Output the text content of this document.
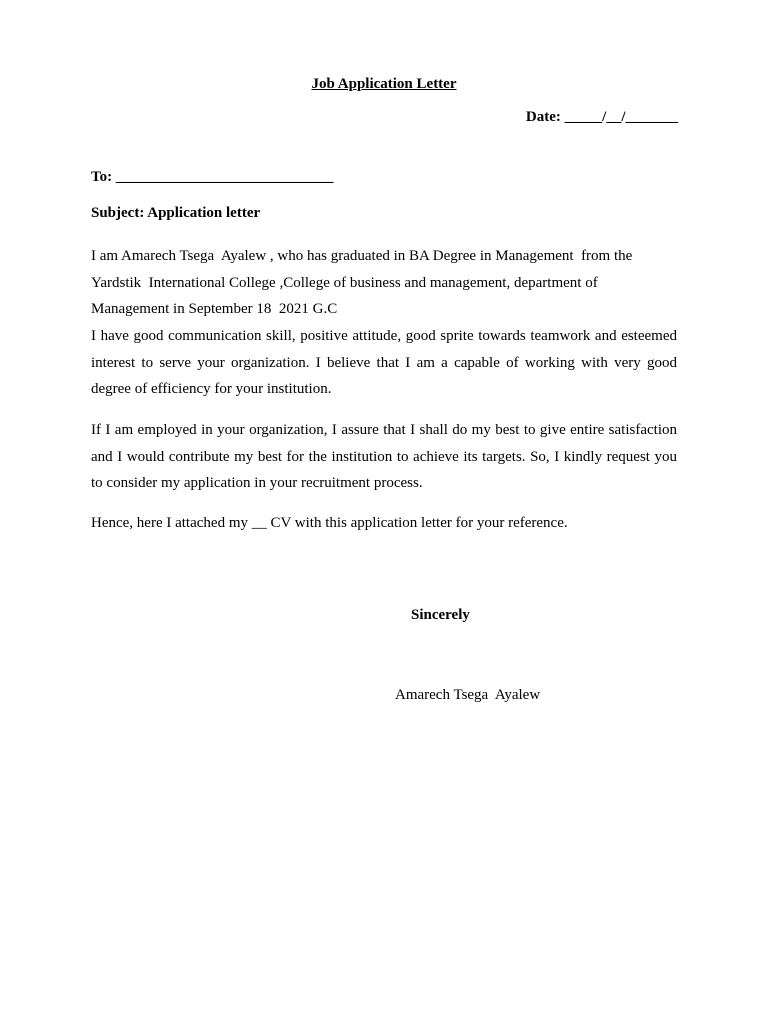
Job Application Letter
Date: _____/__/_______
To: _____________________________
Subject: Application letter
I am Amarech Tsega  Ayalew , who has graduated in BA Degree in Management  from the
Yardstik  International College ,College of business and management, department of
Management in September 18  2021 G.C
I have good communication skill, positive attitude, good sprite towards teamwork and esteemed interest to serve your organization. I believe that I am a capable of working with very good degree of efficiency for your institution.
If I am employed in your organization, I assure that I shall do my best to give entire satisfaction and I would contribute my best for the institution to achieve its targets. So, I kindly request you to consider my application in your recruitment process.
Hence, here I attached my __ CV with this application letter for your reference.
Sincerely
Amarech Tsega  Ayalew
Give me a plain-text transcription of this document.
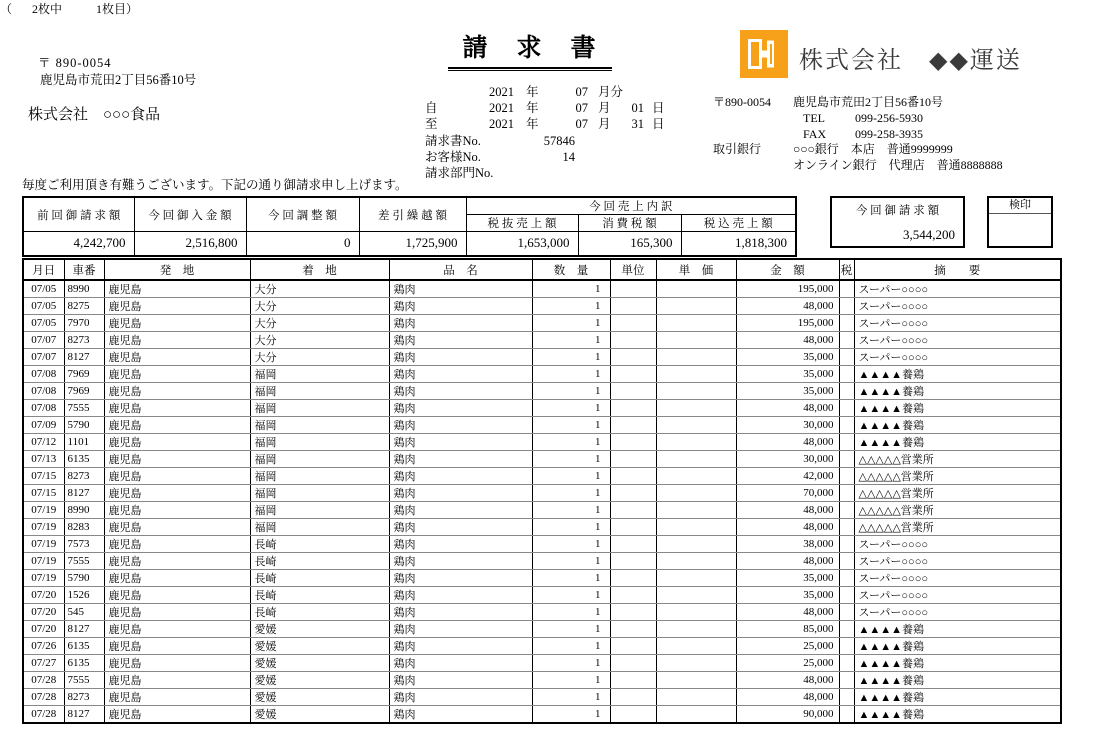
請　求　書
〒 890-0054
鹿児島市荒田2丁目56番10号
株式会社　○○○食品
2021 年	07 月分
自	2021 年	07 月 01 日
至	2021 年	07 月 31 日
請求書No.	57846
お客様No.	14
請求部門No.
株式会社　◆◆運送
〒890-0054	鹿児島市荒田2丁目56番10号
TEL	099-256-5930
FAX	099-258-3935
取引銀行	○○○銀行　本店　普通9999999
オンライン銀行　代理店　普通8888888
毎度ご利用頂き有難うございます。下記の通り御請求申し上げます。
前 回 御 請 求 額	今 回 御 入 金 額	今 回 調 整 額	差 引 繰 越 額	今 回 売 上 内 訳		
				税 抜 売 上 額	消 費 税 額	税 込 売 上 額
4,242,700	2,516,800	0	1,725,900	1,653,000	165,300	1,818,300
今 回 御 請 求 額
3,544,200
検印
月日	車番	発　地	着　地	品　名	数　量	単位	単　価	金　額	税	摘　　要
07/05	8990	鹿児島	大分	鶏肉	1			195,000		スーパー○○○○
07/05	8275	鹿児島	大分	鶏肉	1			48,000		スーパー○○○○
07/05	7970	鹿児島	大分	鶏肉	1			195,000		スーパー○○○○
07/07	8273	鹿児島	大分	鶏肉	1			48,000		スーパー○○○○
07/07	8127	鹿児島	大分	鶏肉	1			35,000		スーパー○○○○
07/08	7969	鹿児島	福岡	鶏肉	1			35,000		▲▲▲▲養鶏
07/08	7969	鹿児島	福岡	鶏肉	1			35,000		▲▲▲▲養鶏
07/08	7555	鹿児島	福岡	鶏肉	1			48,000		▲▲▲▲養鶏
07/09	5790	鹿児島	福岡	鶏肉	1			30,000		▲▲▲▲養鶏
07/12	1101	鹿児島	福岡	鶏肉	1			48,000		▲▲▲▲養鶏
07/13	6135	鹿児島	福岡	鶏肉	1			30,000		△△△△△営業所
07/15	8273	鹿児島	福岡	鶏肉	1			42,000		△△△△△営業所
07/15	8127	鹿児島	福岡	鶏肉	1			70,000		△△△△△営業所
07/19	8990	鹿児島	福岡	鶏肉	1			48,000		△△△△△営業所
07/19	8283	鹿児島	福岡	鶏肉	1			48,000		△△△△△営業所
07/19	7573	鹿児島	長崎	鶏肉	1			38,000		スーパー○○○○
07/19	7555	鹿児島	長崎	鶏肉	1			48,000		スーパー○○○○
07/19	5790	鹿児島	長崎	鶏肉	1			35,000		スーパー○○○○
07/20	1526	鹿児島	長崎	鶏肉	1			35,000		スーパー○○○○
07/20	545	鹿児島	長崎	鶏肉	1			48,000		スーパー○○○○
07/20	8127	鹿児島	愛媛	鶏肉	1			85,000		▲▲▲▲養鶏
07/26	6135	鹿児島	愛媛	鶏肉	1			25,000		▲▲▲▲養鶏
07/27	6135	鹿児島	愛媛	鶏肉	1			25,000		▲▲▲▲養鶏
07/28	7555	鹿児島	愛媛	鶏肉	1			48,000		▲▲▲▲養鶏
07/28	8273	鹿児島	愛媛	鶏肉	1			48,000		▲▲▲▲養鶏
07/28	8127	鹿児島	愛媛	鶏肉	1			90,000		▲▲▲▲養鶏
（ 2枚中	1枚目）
****************************************
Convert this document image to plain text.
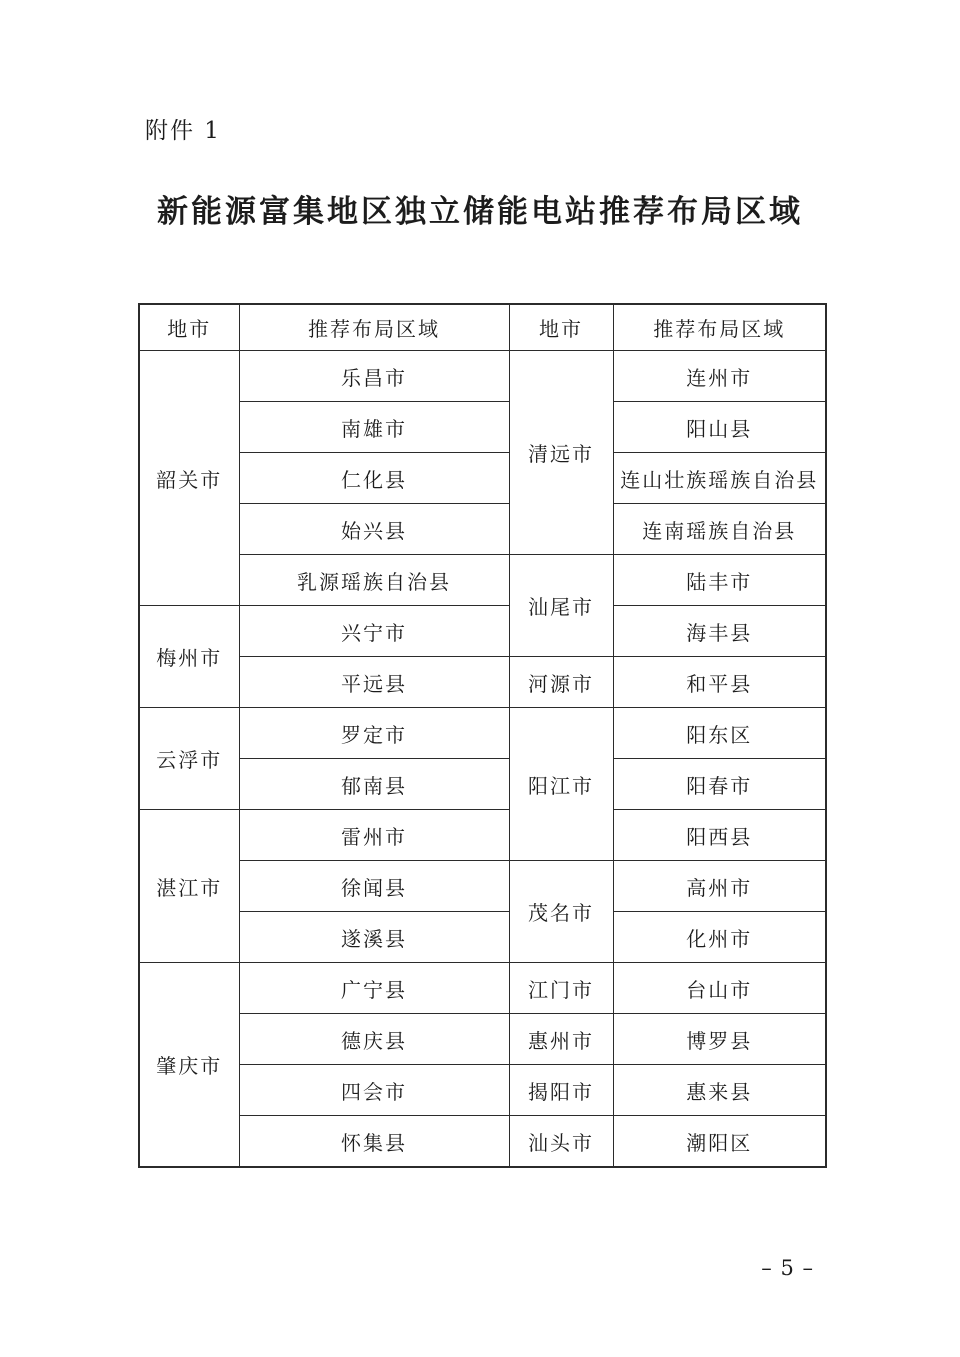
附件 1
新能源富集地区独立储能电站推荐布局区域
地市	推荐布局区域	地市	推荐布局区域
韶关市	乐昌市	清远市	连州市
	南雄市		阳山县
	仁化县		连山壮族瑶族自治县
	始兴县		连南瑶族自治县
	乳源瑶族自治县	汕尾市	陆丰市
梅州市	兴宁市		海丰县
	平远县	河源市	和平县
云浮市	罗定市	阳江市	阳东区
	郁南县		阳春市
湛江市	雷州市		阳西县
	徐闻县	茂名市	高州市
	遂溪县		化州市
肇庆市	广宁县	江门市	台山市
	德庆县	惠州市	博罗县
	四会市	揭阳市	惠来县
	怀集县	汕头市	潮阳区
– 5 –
****************************************
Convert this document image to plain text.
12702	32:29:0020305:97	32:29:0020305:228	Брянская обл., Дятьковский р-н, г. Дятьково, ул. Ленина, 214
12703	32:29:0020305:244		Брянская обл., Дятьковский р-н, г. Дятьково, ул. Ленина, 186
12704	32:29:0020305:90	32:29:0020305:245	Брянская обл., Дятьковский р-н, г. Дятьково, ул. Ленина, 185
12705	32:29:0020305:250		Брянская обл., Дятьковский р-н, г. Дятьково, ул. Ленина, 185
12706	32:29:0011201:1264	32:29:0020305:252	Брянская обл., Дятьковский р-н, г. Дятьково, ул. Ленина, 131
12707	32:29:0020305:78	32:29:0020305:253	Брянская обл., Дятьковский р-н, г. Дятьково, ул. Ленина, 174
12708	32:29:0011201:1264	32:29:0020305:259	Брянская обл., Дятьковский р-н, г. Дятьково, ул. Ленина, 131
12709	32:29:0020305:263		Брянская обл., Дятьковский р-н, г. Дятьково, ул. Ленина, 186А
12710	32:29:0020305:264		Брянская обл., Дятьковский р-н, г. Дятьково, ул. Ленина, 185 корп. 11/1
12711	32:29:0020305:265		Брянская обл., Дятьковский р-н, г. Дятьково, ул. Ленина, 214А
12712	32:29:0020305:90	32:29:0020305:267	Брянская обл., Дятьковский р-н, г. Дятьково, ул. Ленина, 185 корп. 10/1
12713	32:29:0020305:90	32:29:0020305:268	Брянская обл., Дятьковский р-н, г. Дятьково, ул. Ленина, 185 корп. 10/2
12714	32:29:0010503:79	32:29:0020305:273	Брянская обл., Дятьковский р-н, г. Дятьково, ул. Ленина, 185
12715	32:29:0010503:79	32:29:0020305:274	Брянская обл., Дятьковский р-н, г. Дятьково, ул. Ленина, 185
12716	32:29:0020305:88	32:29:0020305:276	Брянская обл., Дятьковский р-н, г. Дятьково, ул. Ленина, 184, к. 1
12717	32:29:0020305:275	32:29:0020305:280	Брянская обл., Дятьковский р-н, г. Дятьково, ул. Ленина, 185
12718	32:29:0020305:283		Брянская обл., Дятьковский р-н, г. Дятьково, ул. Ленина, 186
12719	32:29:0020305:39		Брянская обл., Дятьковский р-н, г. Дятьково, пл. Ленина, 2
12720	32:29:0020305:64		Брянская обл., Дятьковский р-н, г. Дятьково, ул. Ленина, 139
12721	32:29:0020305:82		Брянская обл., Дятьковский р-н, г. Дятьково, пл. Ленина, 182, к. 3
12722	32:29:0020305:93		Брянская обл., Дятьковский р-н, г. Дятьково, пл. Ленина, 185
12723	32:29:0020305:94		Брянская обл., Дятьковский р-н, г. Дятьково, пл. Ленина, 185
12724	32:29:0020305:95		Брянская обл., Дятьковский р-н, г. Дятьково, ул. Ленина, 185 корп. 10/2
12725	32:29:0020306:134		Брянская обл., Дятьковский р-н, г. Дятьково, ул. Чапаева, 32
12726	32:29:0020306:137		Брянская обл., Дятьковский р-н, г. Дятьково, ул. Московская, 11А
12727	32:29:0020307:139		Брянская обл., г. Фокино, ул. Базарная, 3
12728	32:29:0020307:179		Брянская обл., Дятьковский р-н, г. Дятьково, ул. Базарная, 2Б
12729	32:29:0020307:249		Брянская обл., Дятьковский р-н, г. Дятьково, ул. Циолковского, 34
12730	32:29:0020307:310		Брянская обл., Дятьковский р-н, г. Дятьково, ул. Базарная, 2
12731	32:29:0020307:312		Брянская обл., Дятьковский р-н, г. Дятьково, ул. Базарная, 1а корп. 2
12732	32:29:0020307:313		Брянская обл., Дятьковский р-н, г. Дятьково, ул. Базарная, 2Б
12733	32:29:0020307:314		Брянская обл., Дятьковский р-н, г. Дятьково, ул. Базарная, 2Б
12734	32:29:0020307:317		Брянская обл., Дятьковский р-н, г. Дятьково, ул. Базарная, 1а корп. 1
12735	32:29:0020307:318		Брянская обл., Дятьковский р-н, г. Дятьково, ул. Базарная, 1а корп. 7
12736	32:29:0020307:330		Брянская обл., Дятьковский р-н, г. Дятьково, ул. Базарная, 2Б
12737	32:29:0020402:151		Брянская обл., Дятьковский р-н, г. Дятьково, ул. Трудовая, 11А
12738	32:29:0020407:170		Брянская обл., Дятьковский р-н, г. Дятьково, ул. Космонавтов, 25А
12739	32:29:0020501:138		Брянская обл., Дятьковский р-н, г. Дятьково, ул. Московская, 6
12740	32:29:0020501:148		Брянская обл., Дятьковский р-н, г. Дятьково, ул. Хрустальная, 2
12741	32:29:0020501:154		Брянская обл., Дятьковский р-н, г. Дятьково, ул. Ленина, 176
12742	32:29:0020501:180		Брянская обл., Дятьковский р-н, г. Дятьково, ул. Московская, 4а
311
****************************************
_Your goal_:
Extract from the data every line where "スーパー" shows up.

_Written reply_:
07/05	8990	鹿児島	大分	鶏肉	1			195,000		スーパー○○○○
07/05	8275	鹿児島	大分	鶏肉	1			48,000		スーパー○○○○
07/05	7970	鹿児島	大分	鶏肉	1			195,000		スーパー○○○○
07/07	8273	鹿児島	大分	鶏肉	1			48,000		スーパー○○○○
07/07	8127	鹿児島	大分	鶏肉	1			35,000		スーパー○○○○
07/19	7573	鹿児島	長崎	鶏肉	1			38,000		スーパー○○○○
07/19	7555	鹿児島	長崎	鶏肉	1			48,000		スーパー○○○○
07/19	5790	鹿児島	長崎	鶏肉	1			35,000		スーパー○○○○
07/20	1526	鹿児島	長崎	鶏肉	1			35,000		スーパー○○○○
07/20	545	鹿児島	長崎	鶏肉	1			48,000		スーパー○○○○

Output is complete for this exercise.